## Do this
Exclude the pictures; give every entry again exactly as written.

## Record list
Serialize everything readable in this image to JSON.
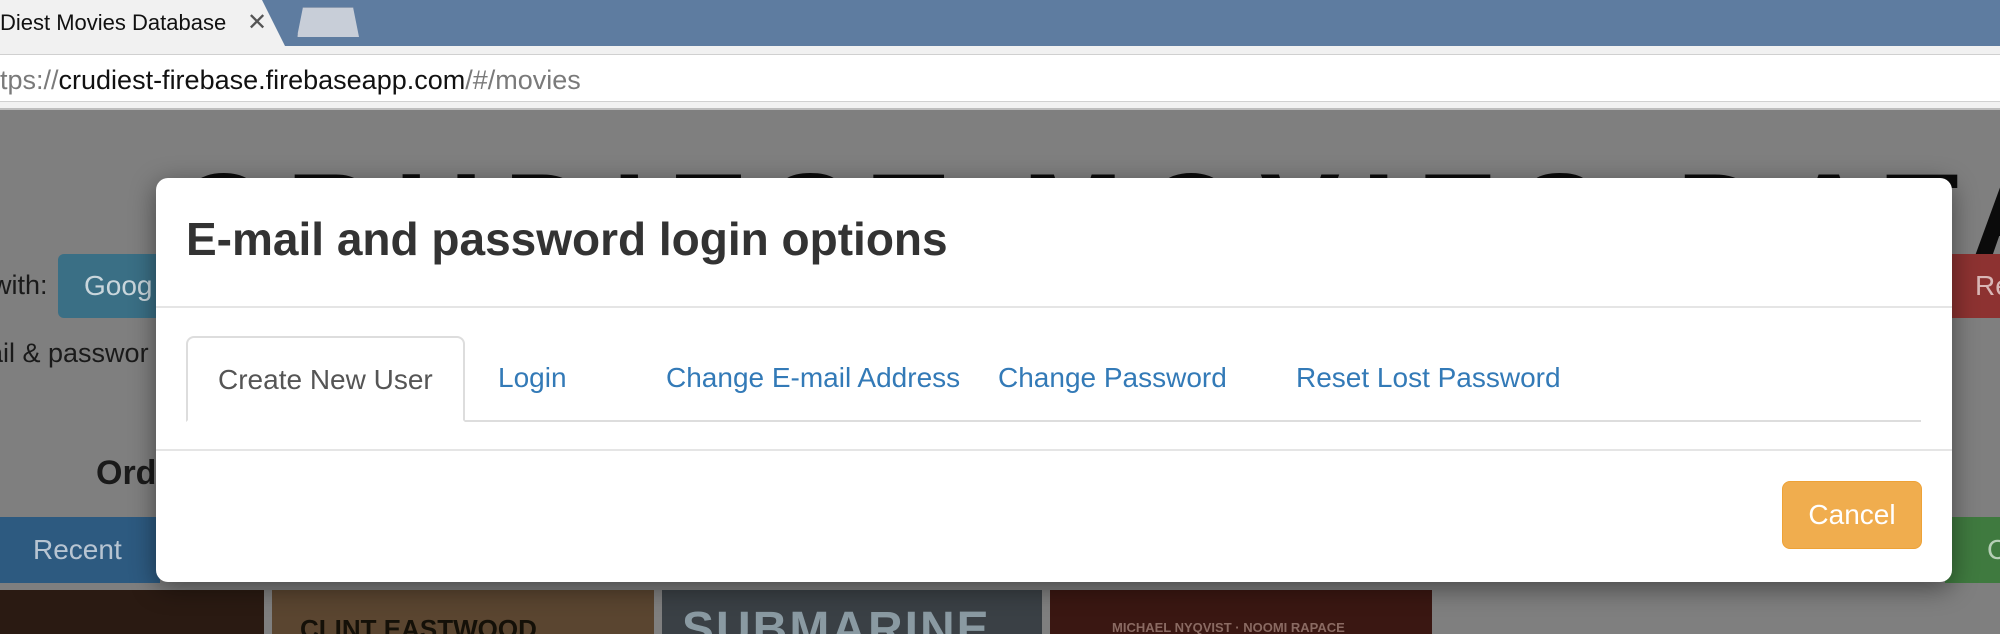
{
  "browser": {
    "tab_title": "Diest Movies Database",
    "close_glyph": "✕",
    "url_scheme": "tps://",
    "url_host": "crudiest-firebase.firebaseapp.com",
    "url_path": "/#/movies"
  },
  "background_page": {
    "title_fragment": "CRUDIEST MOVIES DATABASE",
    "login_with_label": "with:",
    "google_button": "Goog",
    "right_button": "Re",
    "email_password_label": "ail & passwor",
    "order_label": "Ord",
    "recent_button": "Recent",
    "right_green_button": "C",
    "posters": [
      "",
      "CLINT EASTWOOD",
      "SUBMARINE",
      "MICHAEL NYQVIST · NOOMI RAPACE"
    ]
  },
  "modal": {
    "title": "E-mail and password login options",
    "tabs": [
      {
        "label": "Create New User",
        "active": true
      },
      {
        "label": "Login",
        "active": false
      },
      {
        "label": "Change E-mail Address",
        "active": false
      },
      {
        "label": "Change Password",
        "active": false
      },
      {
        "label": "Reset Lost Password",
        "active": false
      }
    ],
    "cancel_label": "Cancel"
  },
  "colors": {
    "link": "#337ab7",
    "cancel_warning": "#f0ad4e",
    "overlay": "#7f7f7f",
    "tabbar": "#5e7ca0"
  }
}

## Finished answer
Serialize everything readable in this image to JSON.
{
  "browser": {
    "tab_title": "Diest Movies Database",
    "close_glyph": "✕",
    "url_scheme": "tps://",
    "url_host": "crudiest-firebase.firebaseapp.com",
    "url_path": "/#/movies"
  },
  "background_page": {
    "title_fragment": "CRUDIEST MOVIES DATABASE",
    "login_with_label": "with:",
    "google_button": "Goog",
    "right_button": "Re",
    "email_password_label": "ail & passwor",
    "order_label": "Ord",
    "recent_button": "Recent",
    "right_green_button": "C",
    "posters": [
      "",
      "CLINT EASTWOOD",
      "SUBMARINE",
      "MICHAEL NYQVIST · NOOMI RAPACE"
    ]
  },
  "modal": {
    "title": "E-mail and password login options",
    "tabs": [
      {
        "label": "Create New User",
        "active": true
      },
      {
        "label": "Login",
        "active": false
      },
      {
        "label": "Change E-mail Address",
        "active": false
      },
      {
        "label": "Change Password",
        "active": false
      },
      {
        "label": "Reset Lost Password",
        "active": false
      }
    ],
    "cancel_label": "Cancel"
  },
  "colors": {
    "link": "#337ab7",
    "cancel_warning": "#f0ad4e",
    "overlay": "#7f7f7f",
    "tabbar": "#5e7ca0"
  }
}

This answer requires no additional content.